**Task directions:**
Print the data exactly as it is given, please.
=-=-=-=-=
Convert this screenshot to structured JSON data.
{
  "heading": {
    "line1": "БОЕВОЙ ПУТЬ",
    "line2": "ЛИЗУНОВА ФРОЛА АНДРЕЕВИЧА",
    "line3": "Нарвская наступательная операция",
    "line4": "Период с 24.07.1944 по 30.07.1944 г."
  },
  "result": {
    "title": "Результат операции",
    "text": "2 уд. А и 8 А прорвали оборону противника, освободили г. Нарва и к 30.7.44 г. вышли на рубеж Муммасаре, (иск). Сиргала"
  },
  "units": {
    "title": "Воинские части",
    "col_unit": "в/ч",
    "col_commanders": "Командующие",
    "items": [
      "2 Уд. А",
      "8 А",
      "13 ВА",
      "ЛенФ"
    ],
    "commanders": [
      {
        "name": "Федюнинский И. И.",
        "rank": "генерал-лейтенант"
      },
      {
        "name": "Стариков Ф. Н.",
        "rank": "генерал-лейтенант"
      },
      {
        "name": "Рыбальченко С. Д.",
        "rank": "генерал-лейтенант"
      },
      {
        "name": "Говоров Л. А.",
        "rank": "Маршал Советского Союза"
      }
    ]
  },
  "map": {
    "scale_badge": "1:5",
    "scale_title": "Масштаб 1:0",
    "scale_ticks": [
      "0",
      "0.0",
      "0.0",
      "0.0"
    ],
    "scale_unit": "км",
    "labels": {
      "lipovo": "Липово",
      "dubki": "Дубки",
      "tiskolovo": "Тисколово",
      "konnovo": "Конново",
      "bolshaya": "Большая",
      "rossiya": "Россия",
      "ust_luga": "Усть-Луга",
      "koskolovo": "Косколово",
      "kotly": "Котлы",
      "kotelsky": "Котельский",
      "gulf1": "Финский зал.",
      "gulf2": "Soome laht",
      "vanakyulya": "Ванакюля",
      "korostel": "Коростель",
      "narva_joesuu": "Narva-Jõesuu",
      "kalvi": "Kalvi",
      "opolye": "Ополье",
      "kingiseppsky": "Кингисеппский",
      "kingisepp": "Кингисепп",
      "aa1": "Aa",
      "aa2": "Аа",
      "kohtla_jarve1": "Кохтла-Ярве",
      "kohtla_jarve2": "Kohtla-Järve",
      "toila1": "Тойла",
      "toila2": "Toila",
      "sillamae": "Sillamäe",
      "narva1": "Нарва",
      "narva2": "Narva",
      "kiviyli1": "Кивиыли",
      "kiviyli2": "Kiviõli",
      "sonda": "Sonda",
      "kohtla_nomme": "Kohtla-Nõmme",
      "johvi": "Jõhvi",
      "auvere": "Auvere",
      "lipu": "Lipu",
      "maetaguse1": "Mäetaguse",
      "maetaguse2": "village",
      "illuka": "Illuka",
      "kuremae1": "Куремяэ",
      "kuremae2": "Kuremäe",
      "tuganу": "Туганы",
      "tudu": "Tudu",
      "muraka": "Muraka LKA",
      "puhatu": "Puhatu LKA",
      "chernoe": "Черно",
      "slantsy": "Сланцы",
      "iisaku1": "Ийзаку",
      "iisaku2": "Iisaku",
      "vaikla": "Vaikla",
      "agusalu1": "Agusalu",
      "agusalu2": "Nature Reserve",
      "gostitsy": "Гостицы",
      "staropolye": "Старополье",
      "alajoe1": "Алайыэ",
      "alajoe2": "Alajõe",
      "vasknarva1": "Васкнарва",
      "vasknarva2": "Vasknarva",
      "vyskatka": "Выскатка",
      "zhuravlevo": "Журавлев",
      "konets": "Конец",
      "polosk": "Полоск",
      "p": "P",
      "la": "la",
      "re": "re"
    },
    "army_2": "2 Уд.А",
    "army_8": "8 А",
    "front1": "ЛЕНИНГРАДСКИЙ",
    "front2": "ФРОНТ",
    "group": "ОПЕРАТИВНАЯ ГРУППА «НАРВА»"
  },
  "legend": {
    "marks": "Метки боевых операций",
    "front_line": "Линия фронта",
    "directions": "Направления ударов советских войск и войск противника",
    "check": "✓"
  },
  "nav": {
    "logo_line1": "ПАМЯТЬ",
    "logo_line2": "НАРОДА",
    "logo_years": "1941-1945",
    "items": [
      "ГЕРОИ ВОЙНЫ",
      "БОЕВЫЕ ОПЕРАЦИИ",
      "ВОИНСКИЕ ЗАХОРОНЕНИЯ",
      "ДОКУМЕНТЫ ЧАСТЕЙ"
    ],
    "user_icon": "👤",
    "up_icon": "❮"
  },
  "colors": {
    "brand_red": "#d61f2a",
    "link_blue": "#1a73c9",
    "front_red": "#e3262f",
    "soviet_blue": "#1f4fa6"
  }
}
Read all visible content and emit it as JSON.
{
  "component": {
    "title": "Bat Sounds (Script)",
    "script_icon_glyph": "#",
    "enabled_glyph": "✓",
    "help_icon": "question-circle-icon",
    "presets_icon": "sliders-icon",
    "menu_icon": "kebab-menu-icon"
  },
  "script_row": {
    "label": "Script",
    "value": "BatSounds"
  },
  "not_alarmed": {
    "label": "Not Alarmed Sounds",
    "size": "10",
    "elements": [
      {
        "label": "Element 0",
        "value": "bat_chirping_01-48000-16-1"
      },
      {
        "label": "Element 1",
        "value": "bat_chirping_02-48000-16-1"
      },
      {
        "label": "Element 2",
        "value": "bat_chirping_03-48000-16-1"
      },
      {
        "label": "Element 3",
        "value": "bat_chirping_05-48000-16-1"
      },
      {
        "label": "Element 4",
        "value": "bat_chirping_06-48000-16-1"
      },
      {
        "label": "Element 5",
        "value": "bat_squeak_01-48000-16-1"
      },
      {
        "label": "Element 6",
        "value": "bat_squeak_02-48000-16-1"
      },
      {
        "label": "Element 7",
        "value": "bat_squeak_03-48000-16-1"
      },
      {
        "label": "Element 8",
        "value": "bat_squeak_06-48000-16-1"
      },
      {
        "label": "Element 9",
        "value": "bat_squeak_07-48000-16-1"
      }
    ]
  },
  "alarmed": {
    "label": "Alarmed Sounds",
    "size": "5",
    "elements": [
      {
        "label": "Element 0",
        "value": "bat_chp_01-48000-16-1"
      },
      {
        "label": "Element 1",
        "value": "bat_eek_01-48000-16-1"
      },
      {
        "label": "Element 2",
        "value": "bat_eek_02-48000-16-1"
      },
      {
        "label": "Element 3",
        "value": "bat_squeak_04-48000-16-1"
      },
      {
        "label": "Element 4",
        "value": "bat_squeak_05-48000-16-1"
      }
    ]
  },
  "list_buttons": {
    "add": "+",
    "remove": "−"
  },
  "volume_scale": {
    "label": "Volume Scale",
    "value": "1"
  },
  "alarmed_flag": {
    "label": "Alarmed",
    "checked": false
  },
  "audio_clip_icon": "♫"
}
=-=-=-=-=
**Exercise solution:**
Convert this screenshot to structured JSON data.
{
  "heading": {
    "line1": "БОЕВОЙ ПУТЬ",
    "line2": "ЛИЗУНОВА ФРОЛА АНДРЕЕВИЧА",
    "line3": "Нарвская наступательная операция",
    "line4": "Период с 24.07.1944 по 30.07.1944 г."
  },
  "result": {
    "title": "Результат операции",
    "text": "2 уд. А и 8 А прорвали оборону противника, освободили г. Нарва и к 30.7.44 г. вышли на рубеж Муммасаре, (иск). Сиргала"
  },
  "units": {
    "title": "Воинские части",
    "col_unit": "в/ч",
    "col_commanders": "Командующие",
    "items": [
      "2 Уд. А",
      "8 А",
      "13 ВА",
      "ЛенФ"
    ],
    "commanders": [
      {
        "name": "Федюнинский И. И.",
        "rank": "генерал-лейтенант"
      },
      {
        "name": "Стариков Ф. Н.",
        "rank": "генерал-лейтенант"
      },
      {
        "name": "Рыбальченко С. Д.",
        "rank": "генерал-лейтенант"
      },
      {
        "name": "Говоров Л. А.",
        "rank": "Маршал Советского Союза"
      }
    ]
  },
  "map": {
    "scale_badge": "1:5",
    "scale_title": "Масштаб 1:0",
    "scale_ticks": [
      "0",
      "0.0",
      "0.0",
      "0.0"
    ],
    "scale_unit": "км",
    "labels": {
      "lipovo": "Липово",
      "dubki": "Дубки",
      "tiskolovo": "Тисколово",
      "konnovo": "Конново",
      "bolshaya": "Большая",
      "rossiya": "Россия",
      "ust_luga": "Усть-Луга",
      "koskolovo": "Косколово",
      "kotly": "Котлы",
      "kotelsky": "Котельский",
      "gulf1": "Финский зал.",
      "gulf2": "Soome laht",
      "vanakyulya": "Ванакюля",
      "korostel": "Коростель",
      "narva_joesuu": "Narva-Jõesuu",
      "kalvi": "Kalvi",
      "opolye": "Ополье",
      "kingiseppsky": "Кингисеппский",
      "kingisepp": "Кингисепп",
      "aa1": "Aa",
      "aa2": "Аа",
      "kohtla_jarve1": "Кохтла-Ярве",
      "kohtla_jarve2": "Kohtla-Järve",
      "toila1": "Тойла",
      "toila2": "Toila",
      "sillamae": "Sillamäe",
      "narva1": "Нарва",
      "narva2": "Narva",
      "kiviyli1": "Кивиыли",
      "kiviyli2": "Kiviõli",
      "sonda": "Sonda",
      "kohtla_nomme": "Kohtla-Nõmme",
      "johvi": "Jõhvi",
      "auvere": "Auvere",
      "lipu": "Lipu",
      "maetaguse1": "Mäetaguse",
      "maetaguse2": "village",
      "illuka": "Illuka",
      "kuremae1": "Куремяэ",
      "kuremae2": "Kuremäe",
      "tuganу": "Туганы",
      "tudu": "Tudu",
      "muraka": "Muraka LKA",
      "puhatu": "Puhatu LKA",
      "chernoe": "Черно",
      "slantsy": "Сланцы",
      "iisaku1": "Ийзаку",
      "iisaku2": "Iisaku",
      "vaikla": "Vaikla",
      "agusalu1": "Agusalu",
      "agusalu2": "Nature Reserve",
      "gostitsy": "Гостицы",
      "staropolye": "Старополье",
      "alajoe1": "Алайыэ",
      "alajoe2": "Alajõe",
      "vasknarva1": "Васкнарва",
      "vasknarva2": "Vasknarva",
      "vyskatka": "Выскатка",
      "zhuravlevo": "Журавлев",
      "konets": "Конец",
      "polosk": "Полоск",
      "p": "P",
      "la": "la",
      "re": "re"
    },
    "army_2": "2 Уд.А",
    "army_8": "8 А",
    "front1": "ЛЕНИНГРАДСКИЙ",
    "front2": "ФРОНТ",
    "group": "ОПЕРАТИВНАЯ ГРУППА «НАРВА»"
  },
  "legend": {
    "marks": "Метки боевых операций",
    "front_line": "Линия фронта",
    "directions": "Направления ударов советских войск и войск противника",
    "check": "✓"
  },
  "nav": {
    "logo_line1": "ПАМЯТЬ",
    "logo_line2": "НАРОДА",
    "logo_years": "1941-1945",
    "items": [
      "ГЕРОИ ВОЙНЫ",
      "БОЕВЫЕ ОПЕРАЦИИ",
      "ВОИНСКИЕ ЗАХОРОНЕНИЯ",
      "ДОКУМЕНТЫ ЧАСТЕЙ"
    ],
    "user_icon": "👤",
    "up_icon": "❮"
  },
  "colors": {
    "brand_red": "#d61f2a",
    "link_blue": "#1a73c9",
    "front_red": "#e3262f",
    "soviet_blue": "#1f4fa6"
  }
}
Read all visible content and emit it as JSON.
{
  "component": {
    "title": "Bat Sounds (Script)",
    "script_icon_glyph": "#",
    "enabled_glyph": "✓",
    "help_icon": "question-circle-icon",
    "presets_icon": "sliders-icon",
    "menu_icon": "kebab-menu-icon"
  },
  "script_row": {
    "label": "Script",
    "value": "BatSounds"
  },
  "not_alarmed": {
    "label": "Not Alarmed Sounds",
    "size": "10",
    "elements": [
      {
        "label": "Element 0",
        "value": "bat_chirping_01-48000-16-1"
      },
      {
        "label": "Element 1",
        "value": "bat_chirping_02-48000-16-1"
      },
      {
        "label": "Element 2",
        "value": "bat_chirping_03-48000-16-1"
      },
      {
        "label": "Element 3",
        "value": "bat_chirping_05-48000-16-1"
      },
      {
        "label": "Element 4",
        "value": "bat_chirping_06-48000-16-1"
      },
      {
        "label": "Element 5",
        "value": "bat_squeak_01-48000-16-1"
      },
      {
        "label": "Element 6",
        "value": "bat_squeak_02-48000-16-1"
      },
      {
        "label": "Element 7",
        "value": "bat_squeak_03-48000-16-1"
      },
      {
        "label": "Element 8",
        "value": "bat_squeak_06-48000-16-1"
      },
      {
        "label": "Element 9",
        "value": "bat_squeak_07-48000-16-1"
      }
    ]
  },
  "alarmed": {
    "label": "Alarmed Sounds",
    "size": "5",
    "elements": [
      {
        "label": "Element 0",
        "value": "bat_chp_01-48000-16-1"
      },
      {
        "label": "Element 1",
        "value": "bat_eek_01-48000-16-1"
      },
      {
        "label": "Element 2",
        "value": "bat_eek_02-48000-16-1"
      },
      {
        "label": "Element 3",
        "value": "bat_squeak_04-48000-16-1"
      },
      {
        "label": "Element 4",
        "value": "bat_squeak_05-48000-16-1"
      }
    ]
  },
  "list_buttons": {
    "add": "+",
    "remove": "−"
  },
  "volume_scale": {
    "label": "Volume Scale",
    "value": "1"
  },
  "alarmed_flag": {
    "label": "Alarmed",
    "checked": false
  },
  "audio_clip_icon": "♫"
}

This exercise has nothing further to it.